- [Task to complete] Reproduce the listing below without changes, except that pictures are left out.

========

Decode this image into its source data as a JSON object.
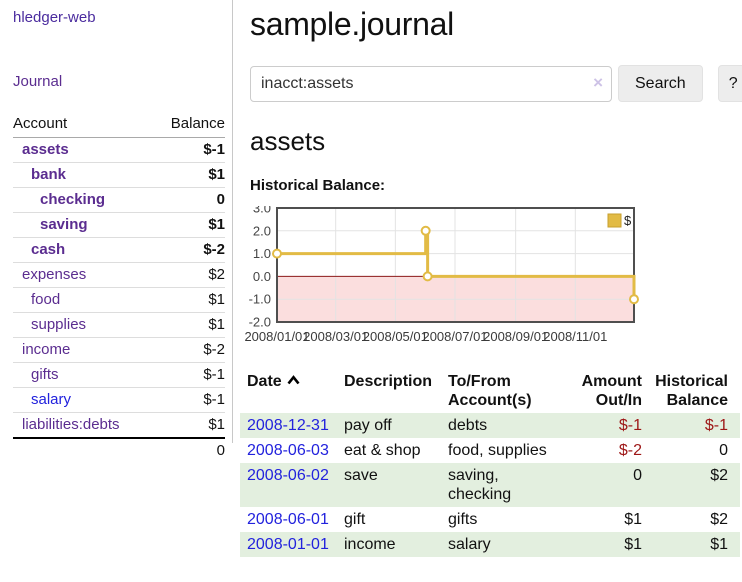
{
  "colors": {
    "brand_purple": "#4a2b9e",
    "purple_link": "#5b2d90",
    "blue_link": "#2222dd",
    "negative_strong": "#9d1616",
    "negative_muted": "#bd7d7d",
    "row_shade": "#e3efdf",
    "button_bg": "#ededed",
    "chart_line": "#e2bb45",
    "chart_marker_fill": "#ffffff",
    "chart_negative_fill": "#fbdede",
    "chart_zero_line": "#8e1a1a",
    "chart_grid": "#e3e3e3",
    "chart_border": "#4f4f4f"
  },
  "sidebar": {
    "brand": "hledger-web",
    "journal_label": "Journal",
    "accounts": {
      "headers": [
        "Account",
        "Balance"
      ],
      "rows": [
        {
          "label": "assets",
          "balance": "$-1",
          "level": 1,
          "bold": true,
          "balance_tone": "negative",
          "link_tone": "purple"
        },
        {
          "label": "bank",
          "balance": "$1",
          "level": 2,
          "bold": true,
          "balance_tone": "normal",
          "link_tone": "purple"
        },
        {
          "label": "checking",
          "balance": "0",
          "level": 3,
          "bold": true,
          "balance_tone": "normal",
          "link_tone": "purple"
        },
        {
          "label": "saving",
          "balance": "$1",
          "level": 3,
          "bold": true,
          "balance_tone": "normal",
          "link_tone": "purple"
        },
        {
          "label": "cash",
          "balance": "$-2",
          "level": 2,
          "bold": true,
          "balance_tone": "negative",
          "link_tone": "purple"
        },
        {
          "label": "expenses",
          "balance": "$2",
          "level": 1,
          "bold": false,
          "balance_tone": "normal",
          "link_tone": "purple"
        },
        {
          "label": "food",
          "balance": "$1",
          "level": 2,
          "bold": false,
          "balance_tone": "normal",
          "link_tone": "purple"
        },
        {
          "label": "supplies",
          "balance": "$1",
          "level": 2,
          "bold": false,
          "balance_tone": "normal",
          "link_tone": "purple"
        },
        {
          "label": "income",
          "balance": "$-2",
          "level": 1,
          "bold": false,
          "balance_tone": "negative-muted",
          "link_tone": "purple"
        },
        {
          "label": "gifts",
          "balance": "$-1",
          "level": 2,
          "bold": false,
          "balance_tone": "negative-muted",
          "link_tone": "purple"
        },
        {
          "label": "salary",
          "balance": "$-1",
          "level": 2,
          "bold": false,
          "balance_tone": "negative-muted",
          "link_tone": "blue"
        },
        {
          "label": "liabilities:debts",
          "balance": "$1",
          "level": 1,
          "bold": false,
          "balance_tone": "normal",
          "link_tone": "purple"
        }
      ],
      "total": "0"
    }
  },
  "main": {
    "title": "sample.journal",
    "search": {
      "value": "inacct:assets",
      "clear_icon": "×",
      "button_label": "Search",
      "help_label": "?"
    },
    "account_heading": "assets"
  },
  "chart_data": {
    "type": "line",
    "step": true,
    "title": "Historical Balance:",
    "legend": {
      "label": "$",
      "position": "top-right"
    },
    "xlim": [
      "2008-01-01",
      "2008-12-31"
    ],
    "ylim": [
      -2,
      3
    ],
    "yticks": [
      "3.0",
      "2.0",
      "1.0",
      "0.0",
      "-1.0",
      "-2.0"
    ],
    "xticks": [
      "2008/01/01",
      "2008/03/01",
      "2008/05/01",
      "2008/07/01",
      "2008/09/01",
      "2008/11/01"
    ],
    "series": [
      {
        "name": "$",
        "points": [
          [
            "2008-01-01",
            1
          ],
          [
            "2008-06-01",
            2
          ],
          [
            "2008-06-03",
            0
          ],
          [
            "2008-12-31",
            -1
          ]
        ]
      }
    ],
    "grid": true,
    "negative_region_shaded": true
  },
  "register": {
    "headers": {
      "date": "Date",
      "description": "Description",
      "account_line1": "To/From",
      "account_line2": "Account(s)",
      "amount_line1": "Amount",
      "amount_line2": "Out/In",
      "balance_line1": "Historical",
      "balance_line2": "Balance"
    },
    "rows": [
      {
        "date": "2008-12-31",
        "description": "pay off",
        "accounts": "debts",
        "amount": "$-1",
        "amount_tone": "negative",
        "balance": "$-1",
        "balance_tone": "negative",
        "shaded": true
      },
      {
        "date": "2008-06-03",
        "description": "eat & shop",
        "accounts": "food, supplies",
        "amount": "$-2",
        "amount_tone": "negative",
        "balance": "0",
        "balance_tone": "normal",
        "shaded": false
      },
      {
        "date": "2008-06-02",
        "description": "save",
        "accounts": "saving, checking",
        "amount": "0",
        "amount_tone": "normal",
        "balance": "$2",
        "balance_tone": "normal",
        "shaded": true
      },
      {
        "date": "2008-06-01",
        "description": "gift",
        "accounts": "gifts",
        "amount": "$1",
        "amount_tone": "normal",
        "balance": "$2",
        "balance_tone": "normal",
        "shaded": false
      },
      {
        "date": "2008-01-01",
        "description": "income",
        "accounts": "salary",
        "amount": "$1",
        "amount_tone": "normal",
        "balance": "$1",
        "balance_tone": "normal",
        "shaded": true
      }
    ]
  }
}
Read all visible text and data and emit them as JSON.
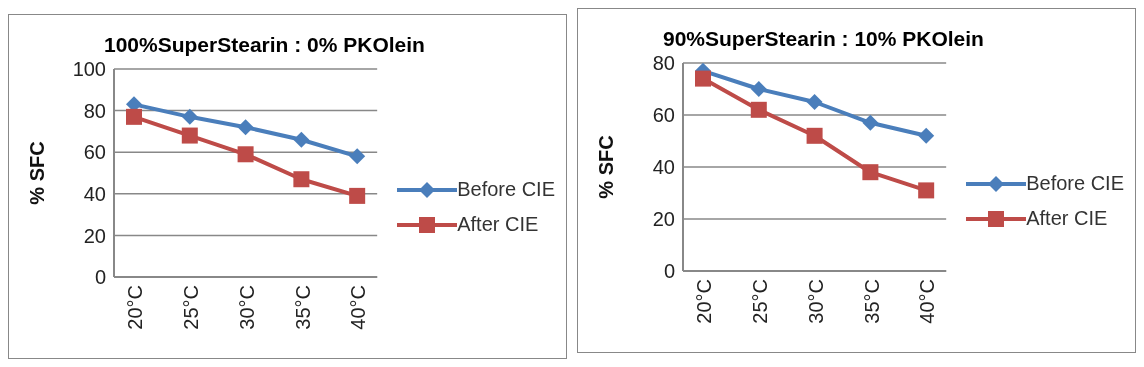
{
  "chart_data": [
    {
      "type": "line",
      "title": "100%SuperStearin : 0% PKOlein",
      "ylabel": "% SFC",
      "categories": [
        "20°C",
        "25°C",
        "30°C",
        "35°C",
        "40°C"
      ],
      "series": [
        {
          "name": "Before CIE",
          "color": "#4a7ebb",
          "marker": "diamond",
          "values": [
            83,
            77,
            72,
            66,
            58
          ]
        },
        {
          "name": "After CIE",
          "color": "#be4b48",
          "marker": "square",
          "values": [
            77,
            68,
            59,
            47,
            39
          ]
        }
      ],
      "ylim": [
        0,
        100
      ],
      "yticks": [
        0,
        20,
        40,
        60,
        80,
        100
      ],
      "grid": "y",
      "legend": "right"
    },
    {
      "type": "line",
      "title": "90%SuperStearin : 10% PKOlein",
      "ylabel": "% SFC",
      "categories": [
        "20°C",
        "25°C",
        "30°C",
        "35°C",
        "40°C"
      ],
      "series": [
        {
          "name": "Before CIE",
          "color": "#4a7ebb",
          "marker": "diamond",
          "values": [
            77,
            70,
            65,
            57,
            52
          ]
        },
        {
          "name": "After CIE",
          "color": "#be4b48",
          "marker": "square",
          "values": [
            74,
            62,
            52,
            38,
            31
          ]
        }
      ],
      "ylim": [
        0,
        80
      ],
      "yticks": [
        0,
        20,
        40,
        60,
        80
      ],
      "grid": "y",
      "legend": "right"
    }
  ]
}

========

- [Correct response]
Decode this image into its source data as a JSON object.
{
  "colors": {
    "brand_purple": "#4a2b9e",
    "purple_link": "#5b2d90",
    "blue_link": "#2222dd",
    "negative_strong": "#9d1616",
    "negative_muted": "#bd7d7d",
    "row_shade": "#e3efdf",
    "button_bg": "#ededed",
    "chart_line": "#e2bb45",
    "chart_marker_fill": "#ffffff",
    "chart_negative_fill": "#fbdede",
    "chart_zero_line": "#8e1a1a",
    "chart_grid": "#e3e3e3",
    "chart_border": "#4f4f4f"
  },
  "sidebar": {
    "brand": "hledger-web",
    "journal_label": "Journal",
    "accounts": {
      "headers": [
        "Account",
        "Balance"
      ],
      "rows": [
        {
          "label": "assets",
          "balance": "$-1",
          "level": 1,
          "bold": true,
          "balance_tone": "negative",
          "link_tone": "purple"
        },
        {
          "label": "bank",
          "balance": "$1",
          "level": 2,
          "bold": true,
          "balance_tone": "normal",
          "link_tone": "purple"
        },
        {
          "label": "checking",
          "balance": "0",
          "level": 3,
          "bold": true,
          "balance_tone": "normal",
          "link_tone": "purple"
        },
        {
          "label": "saving",
          "balance": "$1",
          "level": 3,
          "bold": true,
          "balance_tone": "normal",
          "link_tone": "purple"
        },
        {
          "label": "cash",
          "balance": "$-2",
          "level": 2,
          "bold": true,
          "balance_tone": "negative",
          "link_tone": "purple"
        },
        {
          "label": "expenses",
          "balance": "$2",
          "level": 1,
          "bold": false,
          "balance_tone": "normal",
          "link_tone": "purple"
        },
        {
          "label": "food",
          "balance": "$1",
          "level": 2,
          "bold": false,
          "balance_tone": "normal",
          "link_tone": "purple"
        },
        {
          "label": "supplies",
          "balance": "$1",
          "level": 2,
          "bold": false,
          "balance_tone": "normal",
          "link_tone": "purple"
        },
        {
          "label": "income",
          "balance": "$-2",
          "level": 1,
          "bold": false,
          "balance_tone": "negative-muted",
          "link_tone": "purple"
        },
        {
          "label": "gifts",
          "balance": "$-1",
          "level": 2,
          "bold": false,
          "balance_tone": "negative-muted",
          "link_tone": "purple"
        },
        {
          "label": "salary",
          "balance": "$-1",
          "level": 2,
          "bold": false,
          "balance_tone": "negative-muted",
          "link_tone": "blue"
        },
        {
          "label": "liabilities:debts",
          "balance": "$1",
          "level": 1,
          "bold": false,
          "balance_tone": "normal",
          "link_tone": "purple"
        }
      ],
      "total": "0"
    }
  },
  "main": {
    "title": "sample.journal",
    "search": {
      "value": "inacct:assets",
      "clear_icon": "×",
      "button_label": "Search",
      "help_label": "?"
    },
    "account_heading": "assets"
  },
  "chart_data": {
    "type": "line",
    "step": true,
    "title": "Historical Balance:",
    "legend": {
      "label": "$",
      "position": "top-right"
    },
    "xlim": [
      "2008-01-01",
      "2008-12-31"
    ],
    "ylim": [
      -2,
      3
    ],
    "yticks": [
      "3.0",
      "2.0",
      "1.0",
      "0.0",
      "-1.0",
      "-2.0"
    ],
    "xticks": [
      "2008/01/01",
      "2008/03/01",
      "2008/05/01",
      "2008/07/01",
      "2008/09/01",
      "2008/11/01"
    ],
    "series": [
      {
        "name": "$",
        "points": [
          [
            "2008-01-01",
            1
          ],
          [
            "2008-06-01",
            2
          ],
          [
            "2008-06-03",
            0
          ],
          [
            "2008-12-31",
            -1
          ]
        ]
      }
    ],
    "grid": true,
    "negative_region_shaded": true
  },
  "register": {
    "headers": {
      "date": "Date",
      "description": "Description",
      "account_line1": "To/From",
      "account_line2": "Account(s)",
      "amount_line1": "Amount",
      "amount_line2": "Out/In",
      "balance_line1": "Historical",
      "balance_line2": "Balance"
    },
    "rows": [
      {
        "date": "2008-12-31",
        "description": "pay off",
        "accounts": "debts",
        "amount": "$-1",
        "amount_tone": "negative",
        "balance": "$-1",
        "balance_tone": "negative",
        "shaded": true
      },
      {
        "date": "2008-06-03",
        "description": "eat & shop",
        "accounts": "food, supplies",
        "amount": "$-2",
        "amount_tone": "negative",
        "balance": "0",
        "balance_tone": "normal",
        "shaded": false
      },
      {
        "date": "2008-06-02",
        "description": "save",
        "accounts": "saving, checking",
        "amount": "0",
        "amount_tone": "normal",
        "balance": "$2",
        "balance_tone": "normal",
        "shaded": true
      },
      {
        "date": "2008-06-01",
        "description": "gift",
        "accounts": "gifts",
        "amount": "$1",
        "amount_tone": "normal",
        "balance": "$2",
        "balance_tone": "normal",
        "shaded": false
      },
      {
        "date": "2008-01-01",
        "description": "income",
        "accounts": "salary",
        "amount": "$1",
        "amount_tone": "normal",
        "balance": "$1",
        "balance_tone": "normal",
        "shaded": true
      }
    ]
  }
}
Read all visible text and data and emit them as JSON.
{
  "chart_data": [
    {
      "type": "line",
      "title": "100%SuperStearin : 0% PKOlein",
      "ylabel": "% SFC",
      "categories": [
        "20°C",
        "25°C",
        "30°C",
        "35°C",
        "40°C"
      ],
      "series": [
        {
          "name": "Before CIE",
          "color": "#4a7ebb",
          "marker": "diamond",
          "values": [
            83,
            77,
            72,
            66,
            58
          ]
        },
        {
          "name": "After CIE",
          "color": "#be4b48",
          "marker": "square",
          "values": [
            77,
            68,
            59,
            47,
            39
          ]
        }
      ],
      "ylim": [
        0,
        100
      ],
      "yticks": [
        0,
        20,
        40,
        60,
        80,
        100
      ],
      "grid": "y",
      "legend": "right"
    },
    {
      "type": "line",
      "title": "90%SuperStearin : 10% PKOlein",
      "ylabel": "% SFC",
      "categories": [
        "20°C",
        "25°C",
        "30°C",
        "35°C",
        "40°C"
      ],
      "series": [
        {
          "name": "Before CIE",
          "color": "#4a7ebb",
          "marker": "diamond",
          "values": [
            77,
            70,
            65,
            57,
            52
          ]
        },
        {
          "name": "After CIE",
          "color": "#be4b48",
          "marker": "square",
          "values": [
            74,
            62,
            52,
            38,
            31
          ]
        }
      ],
      "ylim": [
        0,
        80
      ],
      "yticks": [
        0,
        20,
        40,
        60,
        80
      ],
      "grid": "y",
      "legend": "right"
    }
  ]
}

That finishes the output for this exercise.